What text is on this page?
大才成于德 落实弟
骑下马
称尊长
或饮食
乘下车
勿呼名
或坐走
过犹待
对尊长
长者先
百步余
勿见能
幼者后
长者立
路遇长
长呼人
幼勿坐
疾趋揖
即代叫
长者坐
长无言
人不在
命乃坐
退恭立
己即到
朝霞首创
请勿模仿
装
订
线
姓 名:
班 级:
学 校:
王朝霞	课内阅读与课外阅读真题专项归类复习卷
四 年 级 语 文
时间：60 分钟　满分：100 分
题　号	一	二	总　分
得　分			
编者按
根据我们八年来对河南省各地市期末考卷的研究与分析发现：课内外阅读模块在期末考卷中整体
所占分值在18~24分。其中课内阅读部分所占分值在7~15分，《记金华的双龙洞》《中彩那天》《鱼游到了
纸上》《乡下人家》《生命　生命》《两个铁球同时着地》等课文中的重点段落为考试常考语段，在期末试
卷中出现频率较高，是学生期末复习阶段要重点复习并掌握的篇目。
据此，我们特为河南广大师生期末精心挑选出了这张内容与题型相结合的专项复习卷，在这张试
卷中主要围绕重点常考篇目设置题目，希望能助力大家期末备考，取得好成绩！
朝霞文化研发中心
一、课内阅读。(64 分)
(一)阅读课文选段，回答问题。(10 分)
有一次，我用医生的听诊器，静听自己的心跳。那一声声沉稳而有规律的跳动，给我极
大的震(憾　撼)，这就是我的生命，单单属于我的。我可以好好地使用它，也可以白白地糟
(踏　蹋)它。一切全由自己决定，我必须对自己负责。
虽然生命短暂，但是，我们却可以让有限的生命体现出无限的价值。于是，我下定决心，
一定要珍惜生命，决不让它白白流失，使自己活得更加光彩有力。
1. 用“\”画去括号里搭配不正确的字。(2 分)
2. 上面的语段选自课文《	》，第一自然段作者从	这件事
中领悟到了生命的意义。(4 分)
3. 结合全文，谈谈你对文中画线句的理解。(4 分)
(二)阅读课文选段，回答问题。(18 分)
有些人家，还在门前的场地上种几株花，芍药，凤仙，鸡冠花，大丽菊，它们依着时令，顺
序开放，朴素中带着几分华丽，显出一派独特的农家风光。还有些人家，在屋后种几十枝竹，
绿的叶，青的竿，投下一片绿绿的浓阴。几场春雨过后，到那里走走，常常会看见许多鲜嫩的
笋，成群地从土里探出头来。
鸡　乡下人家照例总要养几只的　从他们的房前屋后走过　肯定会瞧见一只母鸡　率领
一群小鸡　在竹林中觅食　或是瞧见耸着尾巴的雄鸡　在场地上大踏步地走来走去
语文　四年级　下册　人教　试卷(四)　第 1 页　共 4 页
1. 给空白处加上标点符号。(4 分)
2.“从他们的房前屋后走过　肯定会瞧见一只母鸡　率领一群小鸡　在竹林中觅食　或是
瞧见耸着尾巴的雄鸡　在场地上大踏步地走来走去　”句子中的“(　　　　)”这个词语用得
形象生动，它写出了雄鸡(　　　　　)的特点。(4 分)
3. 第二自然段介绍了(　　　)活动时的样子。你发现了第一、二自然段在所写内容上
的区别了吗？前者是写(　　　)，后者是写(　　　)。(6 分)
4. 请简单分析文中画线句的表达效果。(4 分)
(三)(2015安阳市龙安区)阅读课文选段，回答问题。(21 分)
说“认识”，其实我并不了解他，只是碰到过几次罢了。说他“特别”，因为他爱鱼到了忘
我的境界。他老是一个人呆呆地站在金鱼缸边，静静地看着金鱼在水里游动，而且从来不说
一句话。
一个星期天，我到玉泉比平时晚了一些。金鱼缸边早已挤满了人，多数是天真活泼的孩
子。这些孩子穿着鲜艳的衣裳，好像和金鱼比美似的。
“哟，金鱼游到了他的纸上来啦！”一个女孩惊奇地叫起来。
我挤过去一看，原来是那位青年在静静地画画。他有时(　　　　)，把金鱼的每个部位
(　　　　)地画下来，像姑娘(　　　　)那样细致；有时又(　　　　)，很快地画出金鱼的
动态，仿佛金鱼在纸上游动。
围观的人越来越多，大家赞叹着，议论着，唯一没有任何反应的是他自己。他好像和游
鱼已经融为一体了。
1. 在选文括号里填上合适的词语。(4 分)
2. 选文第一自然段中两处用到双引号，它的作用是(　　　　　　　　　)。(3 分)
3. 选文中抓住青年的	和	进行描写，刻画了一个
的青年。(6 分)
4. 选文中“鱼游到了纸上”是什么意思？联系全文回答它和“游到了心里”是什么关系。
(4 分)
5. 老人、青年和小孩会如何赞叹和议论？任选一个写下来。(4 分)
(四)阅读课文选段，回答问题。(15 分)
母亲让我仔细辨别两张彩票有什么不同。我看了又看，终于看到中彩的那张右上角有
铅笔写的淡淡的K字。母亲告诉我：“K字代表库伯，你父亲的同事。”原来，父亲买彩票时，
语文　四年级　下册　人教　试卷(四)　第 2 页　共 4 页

+ + + +

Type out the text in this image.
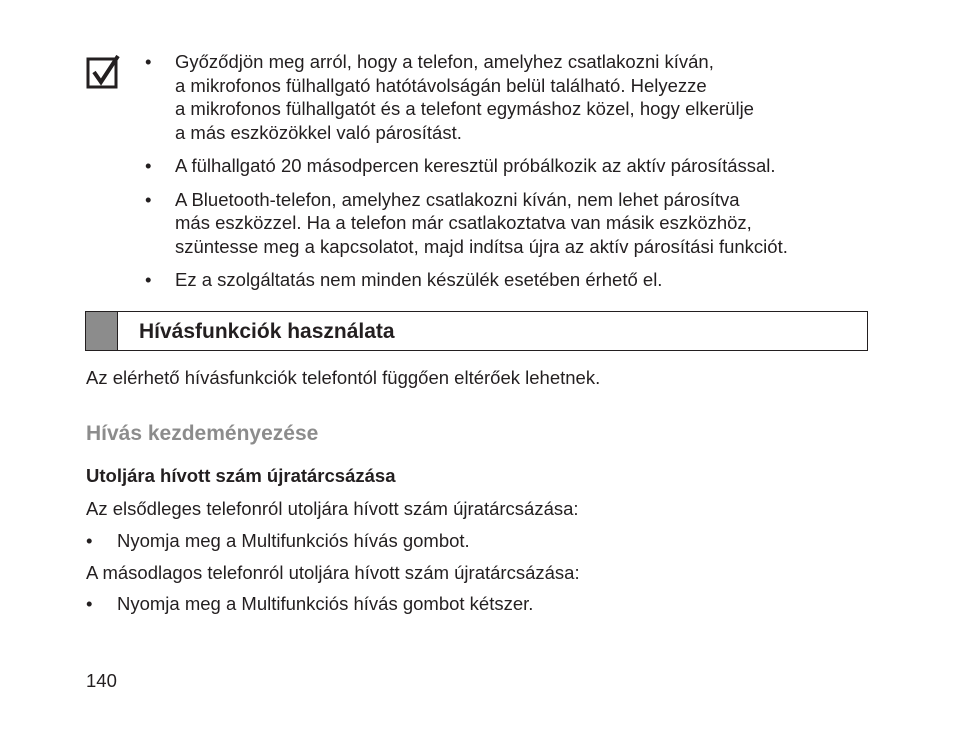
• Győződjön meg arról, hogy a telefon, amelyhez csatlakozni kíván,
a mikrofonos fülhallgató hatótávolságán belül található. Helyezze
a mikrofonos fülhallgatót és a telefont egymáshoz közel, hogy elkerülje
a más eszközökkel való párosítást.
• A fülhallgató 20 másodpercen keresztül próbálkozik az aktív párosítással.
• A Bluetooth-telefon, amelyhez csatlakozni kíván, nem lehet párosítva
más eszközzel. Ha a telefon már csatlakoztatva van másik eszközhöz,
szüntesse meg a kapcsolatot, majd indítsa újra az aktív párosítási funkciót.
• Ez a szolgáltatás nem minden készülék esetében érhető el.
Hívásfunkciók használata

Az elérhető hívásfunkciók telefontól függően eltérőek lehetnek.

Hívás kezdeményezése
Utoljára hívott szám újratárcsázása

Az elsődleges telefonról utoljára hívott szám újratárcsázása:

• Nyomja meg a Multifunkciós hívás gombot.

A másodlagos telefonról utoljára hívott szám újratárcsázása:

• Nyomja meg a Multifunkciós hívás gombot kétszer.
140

+ + + +

EXERCISE GOAL: Copy out each line in the preceding records that contains "阅读课文选段".

ANSWER FOR THE TASK:
(一)阅读课文选段，回答问题。(10 分)
(二)阅读课文选段，回答问题。(18 分)
(三)(2015安阳市龙安区)阅读课文选段，回答问题。(21 分)
(四)阅读课文选段，回答问题。(15 分)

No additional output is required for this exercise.